SHORT EXERCISE: Each entry below is to be duplicated verbatim.

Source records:

^^^^^^^^^^^^^^^^

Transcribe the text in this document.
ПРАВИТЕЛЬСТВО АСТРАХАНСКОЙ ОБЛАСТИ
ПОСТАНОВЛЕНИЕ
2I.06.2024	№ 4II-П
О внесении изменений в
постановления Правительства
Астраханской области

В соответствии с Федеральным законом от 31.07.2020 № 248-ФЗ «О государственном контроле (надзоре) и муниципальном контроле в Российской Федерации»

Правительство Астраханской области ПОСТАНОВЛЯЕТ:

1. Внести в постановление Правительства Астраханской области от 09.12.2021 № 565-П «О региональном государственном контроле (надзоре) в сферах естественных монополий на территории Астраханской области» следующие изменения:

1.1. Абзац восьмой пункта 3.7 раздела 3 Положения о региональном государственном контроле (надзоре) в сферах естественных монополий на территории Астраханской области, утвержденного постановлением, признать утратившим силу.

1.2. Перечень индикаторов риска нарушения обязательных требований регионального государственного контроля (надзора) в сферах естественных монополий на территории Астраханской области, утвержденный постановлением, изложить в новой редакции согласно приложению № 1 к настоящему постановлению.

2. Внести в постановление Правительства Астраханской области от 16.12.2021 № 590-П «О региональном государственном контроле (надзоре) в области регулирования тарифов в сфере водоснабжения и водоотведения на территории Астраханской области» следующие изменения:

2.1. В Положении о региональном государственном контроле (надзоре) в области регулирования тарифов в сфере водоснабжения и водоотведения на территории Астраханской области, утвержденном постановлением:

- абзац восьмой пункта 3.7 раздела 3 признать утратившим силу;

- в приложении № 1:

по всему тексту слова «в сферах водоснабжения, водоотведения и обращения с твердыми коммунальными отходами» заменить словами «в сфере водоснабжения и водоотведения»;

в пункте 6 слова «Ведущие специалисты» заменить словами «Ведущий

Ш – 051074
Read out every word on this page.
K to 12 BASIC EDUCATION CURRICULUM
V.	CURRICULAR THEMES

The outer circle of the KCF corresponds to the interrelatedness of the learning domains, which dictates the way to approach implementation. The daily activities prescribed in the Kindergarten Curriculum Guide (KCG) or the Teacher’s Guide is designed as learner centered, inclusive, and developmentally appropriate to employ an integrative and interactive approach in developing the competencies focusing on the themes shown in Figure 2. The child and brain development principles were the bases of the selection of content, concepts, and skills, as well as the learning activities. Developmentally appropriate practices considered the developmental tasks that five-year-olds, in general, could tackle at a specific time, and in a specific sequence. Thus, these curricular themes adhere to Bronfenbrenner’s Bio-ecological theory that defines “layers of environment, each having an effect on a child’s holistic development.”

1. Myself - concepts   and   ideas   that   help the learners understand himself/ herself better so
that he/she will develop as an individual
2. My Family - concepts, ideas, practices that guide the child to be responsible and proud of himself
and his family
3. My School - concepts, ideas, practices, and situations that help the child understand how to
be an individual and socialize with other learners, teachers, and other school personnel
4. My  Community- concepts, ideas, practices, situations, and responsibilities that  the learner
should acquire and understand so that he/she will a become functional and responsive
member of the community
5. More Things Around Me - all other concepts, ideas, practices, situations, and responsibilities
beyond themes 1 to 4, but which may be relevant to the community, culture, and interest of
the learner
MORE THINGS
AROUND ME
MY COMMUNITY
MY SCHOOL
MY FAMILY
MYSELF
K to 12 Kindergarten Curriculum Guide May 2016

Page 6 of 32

^^^^^^^^^^^^^^^^

OUTPUT FOR THIS TASK:
Transcribe the text in this document.
ПРАВИТЕЛЬСТВО АСТРАХАНСКОЙ ОБЛАСТИ
ПОСТАНОВЛЕНИЕ
2I.06.2024	№ 4II-П
О внесении изменений в
постановления Правительства
Астраханской области

В соответствии с Федеральным законом от 31.07.2020 № 248-ФЗ «О государственном контроле (надзоре) и муниципальном контроле в Российской Федерации»

Правительство Астраханской области ПОСТАНОВЛЯЕТ:

1. Внести в постановление Правительства Астраханской области от 09.12.2021 № 565-П «О региональном государственном контроле (надзоре) в сферах естественных монополий на территории Астраханской области» следующие изменения:

1.1. Абзац восьмой пункта 3.7 раздела 3 Положения о региональном государственном контроле (надзоре) в сферах естественных монополий на территории Астраханской области, утвержденного постановлением, признать утратившим силу.

1.2. Перечень индикаторов риска нарушения обязательных требований регионального государственного контроля (надзора) в сферах естественных монополий на территории Астраханской области, утвержденный постановлением, изложить в новой редакции согласно приложению № 1 к настоящему постановлению.

2. Внести в постановление Правительства Астраханской области от 16.12.2021 № 590-П «О региональном государственном контроле (надзоре) в области регулирования тарифов в сфере водоснабжения и водоотведения на территории Астраханской области» следующие изменения:

2.1. В Положении о региональном государственном контроле (надзоре) в области регулирования тарифов в сфере водоснабжения и водоотведения на территории Астраханской области, утвержденном постановлением:

- абзац восьмой пункта 3.7 раздела 3 признать утратившим силу;

- в приложении № 1:

по всему тексту слова «в сферах водоснабжения, водоотведения и обращения с твердыми коммунальными отходами» заменить словами «в сфере водоснабжения и водоотведения»;

в пункте 6 слова «Ведущие специалисты» заменить словами «Ведущий

Ш – 051074
Read out every word on this page.
K to 12 BASIC EDUCATION CURRICULUM
V.	CURRICULAR THEMES

The outer circle of the KCF corresponds to the interrelatedness of the learning domains, which dictates the way to approach implementation. The daily activities prescribed in the Kindergarten Curriculum Guide (KCG) or the Teacher’s Guide is designed as learner centered, inclusive, and developmentally appropriate to employ an integrative and interactive approach in developing the competencies focusing on the themes shown in Figure 2. The child and brain development principles were the bases of the selection of content, concepts, and skills, as well as the learning activities. Developmentally appropriate practices considered the developmental tasks that five-year-olds, in general, could tackle at a specific time, and in a specific sequence. Thus, these curricular themes adhere to Bronfenbrenner’s Bio-ecological theory that defines “layers of environment, each having an effect on a child’s holistic development.”

1. Myself - concepts   and   ideas   that   help the learners understand himself/ herself better so
that he/she will develop as an individual
2. My Family - concepts, ideas, practices that guide the child to be responsible and proud of himself
and his family
3. My School - concepts, ideas, practices, and situations that help the child understand how to
be an individual and socialize with other learners, teachers, and other school personnel
4. My  Community- concepts, ideas, practices, situations, and responsibilities that  the learner
should acquire and understand so that he/she will a become functional and responsive
member of the community
5. More Things Around Me - all other concepts, ideas, practices, situations, and responsibilities
beyond themes 1 to 4, but which may be relevant to the community, culture, and interest of
the learner
MORE THINGS
AROUND ME
MY COMMUNITY
MY SCHOOL
MY FAMILY
MYSELF
K to 12 Kindergarten Curriculum Guide May 2016

Page 6 of 32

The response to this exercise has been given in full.